Write out every record in full, exactly as written, please.

[Figure dataset records]
##############################

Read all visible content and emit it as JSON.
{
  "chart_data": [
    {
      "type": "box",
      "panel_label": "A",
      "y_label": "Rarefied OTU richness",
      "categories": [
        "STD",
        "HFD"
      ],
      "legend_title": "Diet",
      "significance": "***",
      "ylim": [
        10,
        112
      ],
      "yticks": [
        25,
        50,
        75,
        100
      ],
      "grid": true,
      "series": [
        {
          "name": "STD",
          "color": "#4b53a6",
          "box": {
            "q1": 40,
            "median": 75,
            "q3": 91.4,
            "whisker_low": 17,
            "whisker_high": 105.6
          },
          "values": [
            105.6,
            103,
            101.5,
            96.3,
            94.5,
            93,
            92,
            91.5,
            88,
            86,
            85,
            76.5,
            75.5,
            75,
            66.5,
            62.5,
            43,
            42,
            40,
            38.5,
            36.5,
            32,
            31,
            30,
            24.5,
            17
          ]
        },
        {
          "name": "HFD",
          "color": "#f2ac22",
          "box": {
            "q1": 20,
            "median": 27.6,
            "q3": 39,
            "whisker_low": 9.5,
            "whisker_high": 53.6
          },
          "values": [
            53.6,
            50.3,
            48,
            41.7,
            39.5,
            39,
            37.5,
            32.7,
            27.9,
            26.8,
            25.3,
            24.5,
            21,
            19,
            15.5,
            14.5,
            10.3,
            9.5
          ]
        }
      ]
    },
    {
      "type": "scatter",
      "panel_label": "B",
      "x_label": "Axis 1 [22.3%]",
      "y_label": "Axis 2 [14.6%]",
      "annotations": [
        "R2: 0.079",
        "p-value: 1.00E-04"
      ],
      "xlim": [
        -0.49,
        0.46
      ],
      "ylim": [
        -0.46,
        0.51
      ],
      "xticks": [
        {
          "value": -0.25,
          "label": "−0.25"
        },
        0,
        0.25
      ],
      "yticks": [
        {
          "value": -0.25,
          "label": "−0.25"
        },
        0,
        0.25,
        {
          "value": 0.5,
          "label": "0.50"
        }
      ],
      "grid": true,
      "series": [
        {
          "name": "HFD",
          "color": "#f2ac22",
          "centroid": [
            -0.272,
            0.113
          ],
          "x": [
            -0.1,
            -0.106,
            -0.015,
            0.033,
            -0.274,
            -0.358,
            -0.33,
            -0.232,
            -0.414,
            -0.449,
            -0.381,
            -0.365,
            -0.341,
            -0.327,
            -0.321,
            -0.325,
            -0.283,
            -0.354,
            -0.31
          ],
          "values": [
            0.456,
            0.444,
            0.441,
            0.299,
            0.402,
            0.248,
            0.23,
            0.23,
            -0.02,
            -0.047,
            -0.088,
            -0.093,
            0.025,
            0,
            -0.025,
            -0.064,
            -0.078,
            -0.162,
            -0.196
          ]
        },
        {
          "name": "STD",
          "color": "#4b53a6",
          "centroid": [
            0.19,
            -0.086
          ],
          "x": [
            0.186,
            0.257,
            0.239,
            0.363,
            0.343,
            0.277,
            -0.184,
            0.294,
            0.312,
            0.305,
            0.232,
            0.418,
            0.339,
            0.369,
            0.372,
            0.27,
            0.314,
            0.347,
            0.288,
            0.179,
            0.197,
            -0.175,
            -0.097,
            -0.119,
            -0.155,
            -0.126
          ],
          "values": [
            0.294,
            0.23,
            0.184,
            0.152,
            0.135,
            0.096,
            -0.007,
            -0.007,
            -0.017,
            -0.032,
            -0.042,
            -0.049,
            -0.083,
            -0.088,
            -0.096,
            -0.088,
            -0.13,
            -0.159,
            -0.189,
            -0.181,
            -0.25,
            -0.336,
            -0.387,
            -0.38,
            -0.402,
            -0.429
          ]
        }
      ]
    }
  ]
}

##############################

Expected answer ->
Read all visible content and emit it as JSON.
{
  "chart_data": [
    {
      "type": "box",
      "panel_label": "A",
      "y_label": "Rarefied OTU richness",
      "categories": [
        "STD",
        "HFD"
      ],
      "legend_title": "Diet",
      "significance": "***",
      "ylim": [
        10,
        112
      ],
      "yticks": [
        25,
        50,
        75,
        100
      ],
      "grid": true,
      "series": [
        {
          "name": "STD",
          "color": "#4b53a6",
          "box": {
            "q1": 40,
            "median": 75,
            "q3": 91.4,
            "whisker_low": 17,
            "whisker_high": 105.6
          },
          "values": [
            105.6,
            103,
            101.5,
            96.3,
            94.5,
            93,
            92,
            91.5,
            88,
            86,
            85,
            76.5,
            75.5,
            75,
            66.5,
            62.5,
            43,
            42,
            40,
            38.5,
            36.5,
            32,
            31,
            30,
            24.5,
            17
          ]
        },
        {
          "name": "HFD",
          "color": "#f2ac22",
          "box": {
            "q1": 20,
            "median": 27.6,
            "q3": 39,
            "whisker_low": 9.5,
            "whisker_high": 53.6
          },
          "values": [
            53.6,
            50.3,
            48,
            41.7,
            39.5,
            39,
            37.5,
            32.7,
            27.9,
            26.8,
            25.3,
            24.5,
            21,
            19,
            15.5,
            14.5,
            10.3,
            9.5
          ]
        }
      ]
    },
    {
      "type": "scatter",
      "panel_label": "B",
      "x_label": "Axis 1 [22.3%]",
      "y_label": "Axis 2 [14.6%]",
      "annotations": [
        "R2: 0.079",
        "p-value: 1.00E-04"
      ],
      "xlim": [
        -0.49,
        0.46
      ],
      "ylim": [
        -0.46,
        0.51
      ],
      "xticks": [
        {
          "value": -0.25,
          "label": "−0.25"
        },
        0,
        0.25
      ],
      "yticks": [
        {
          "value": -0.25,
          "label": "−0.25"
        },
        0,
        0.25,
        {
          "value": 0.5,
          "label": "0.50"
        }
      ],
      "grid": true,
      "series": [
        {
          "name": "HFD",
          "color": "#f2ac22",
          "centroid": [
            -0.272,
            0.113
          ],
          "x": [
            -0.1,
            -0.106,
            -0.015,
            0.033,
            -0.274,
            -0.358,
            -0.33,
            -0.232,
            -0.414,
            -0.449,
            -0.381,
            -0.365,
            -0.341,
            -0.327,
            -0.321,
            -0.325,
            -0.283,
            -0.354,
            -0.31
          ],
          "values": [
            0.456,
            0.444,
            0.441,
            0.299,
            0.402,
            0.248,
            0.23,
            0.23,
            -0.02,
            -0.047,
            -0.088,
            -0.093,
            0.025,
            0,
            -0.025,
            -0.064,
            -0.078,
            -0.162,
            -0.196
          ]
        },
        {
          "name": "STD",
          "color": "#4b53a6",
          "centroid": [
            0.19,
            -0.086
          ],
          "x": [
            0.186,
            0.257,
            0.239,
            0.363,
            0.343,
            0.277,
            -0.184,
            0.294,
            0.312,
            0.305,
            0.232,
            0.418,
            0.339,
            0.369,
            0.372,
            0.27,
            0.314,
            0.347,
            0.288,
            0.179,
            0.197,
            -0.175,
            -0.097,
            -0.119,
            -0.155,
            -0.126
          ],
          "values": [
            0.294,
            0.23,
            0.184,
            0.152,
            0.135,
            0.096,
            -0.007,
            -0.007,
            -0.017,
            -0.032,
            -0.042,
            -0.049,
            -0.083,
            -0.088,
            -0.096,
            -0.088,
            -0.13,
            -0.159,
            -0.189,
            -0.181,
            -0.25,
            -0.336,
            -0.387,
            -0.38,
            -0.402,
            -0.429
          ]
        }
      ]
    }
  ]
}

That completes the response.